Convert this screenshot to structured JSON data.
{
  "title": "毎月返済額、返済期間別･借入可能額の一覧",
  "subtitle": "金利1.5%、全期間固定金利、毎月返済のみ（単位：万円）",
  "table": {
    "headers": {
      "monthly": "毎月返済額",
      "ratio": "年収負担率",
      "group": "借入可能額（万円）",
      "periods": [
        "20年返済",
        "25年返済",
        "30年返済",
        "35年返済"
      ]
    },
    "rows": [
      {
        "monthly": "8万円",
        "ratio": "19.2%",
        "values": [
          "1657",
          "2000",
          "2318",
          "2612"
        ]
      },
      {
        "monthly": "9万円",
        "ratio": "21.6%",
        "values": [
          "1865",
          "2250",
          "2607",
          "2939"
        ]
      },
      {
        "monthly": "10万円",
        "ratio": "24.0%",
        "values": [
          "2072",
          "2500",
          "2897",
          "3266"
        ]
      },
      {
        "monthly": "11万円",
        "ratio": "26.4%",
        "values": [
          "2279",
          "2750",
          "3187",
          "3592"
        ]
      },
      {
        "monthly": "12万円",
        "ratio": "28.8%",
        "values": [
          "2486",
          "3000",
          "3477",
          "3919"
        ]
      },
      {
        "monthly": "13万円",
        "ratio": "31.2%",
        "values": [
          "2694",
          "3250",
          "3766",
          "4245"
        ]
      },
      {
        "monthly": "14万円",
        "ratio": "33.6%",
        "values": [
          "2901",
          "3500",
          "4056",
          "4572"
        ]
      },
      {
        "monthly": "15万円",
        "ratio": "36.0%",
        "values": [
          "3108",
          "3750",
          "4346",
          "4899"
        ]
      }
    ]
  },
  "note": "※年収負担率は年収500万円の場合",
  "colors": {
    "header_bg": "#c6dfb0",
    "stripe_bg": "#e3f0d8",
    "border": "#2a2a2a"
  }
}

■ Description of the task:
Retype all the material above precisely, with no line left out.

■ Result:
Convert this screenshot to structured JSON data.
{
  "title": "毎月返済額、返済期間別･借入可能額の一覧",
  "subtitle": "金利1.5%、全期間固定金利、毎月返済のみ（単位：万円）",
  "table": {
    "headers": {
      "monthly": "毎月返済額",
      "ratio": "年収負担率",
      "group": "借入可能額（万円）",
      "periods": [
        "20年返済",
        "25年返済",
        "30年返済",
        "35年返済"
      ]
    },
    "rows": [
      {
        "monthly": "8万円",
        "ratio": "19.2%",
        "values": [
          "1657",
          "2000",
          "2318",
          "2612"
        ]
      },
      {
        "monthly": "9万円",
        "ratio": "21.6%",
        "values": [
          "1865",
          "2250",
          "2607",
          "2939"
        ]
      },
      {
        "monthly": "10万円",
        "ratio": "24.0%",
        "values": [
          "2072",
          "2500",
          "2897",
          "3266"
        ]
      },
      {
        "monthly": "11万円",
        "ratio": "26.4%",
        "values": [
          "2279",
          "2750",
          "3187",
          "3592"
        ]
      },
      {
        "monthly": "12万円",
        "ratio": "28.8%",
        "values": [
          "2486",
          "3000",
          "3477",
          "3919"
        ]
      },
      {
        "monthly": "13万円",
        "ratio": "31.2%",
        "values": [
          "2694",
          "3250",
          "3766",
          "4245"
        ]
      },
      {
        "monthly": "14万円",
        "ratio": "33.6%",
        "values": [
          "2901",
          "3500",
          "4056",
          "4572"
        ]
      },
      {
        "monthly": "15万円",
        "ratio": "36.0%",
        "values": [
          "3108",
          "3750",
          "4346",
          "4899"
        ]
      }
    ]
  },
  "note": "※年収負担率は年収500万円の場合",
  "colors": {
    "header_bg": "#c6dfb0",
    "stripe_bg": "#e3f0d8",
    "border": "#2a2a2a"
  }
}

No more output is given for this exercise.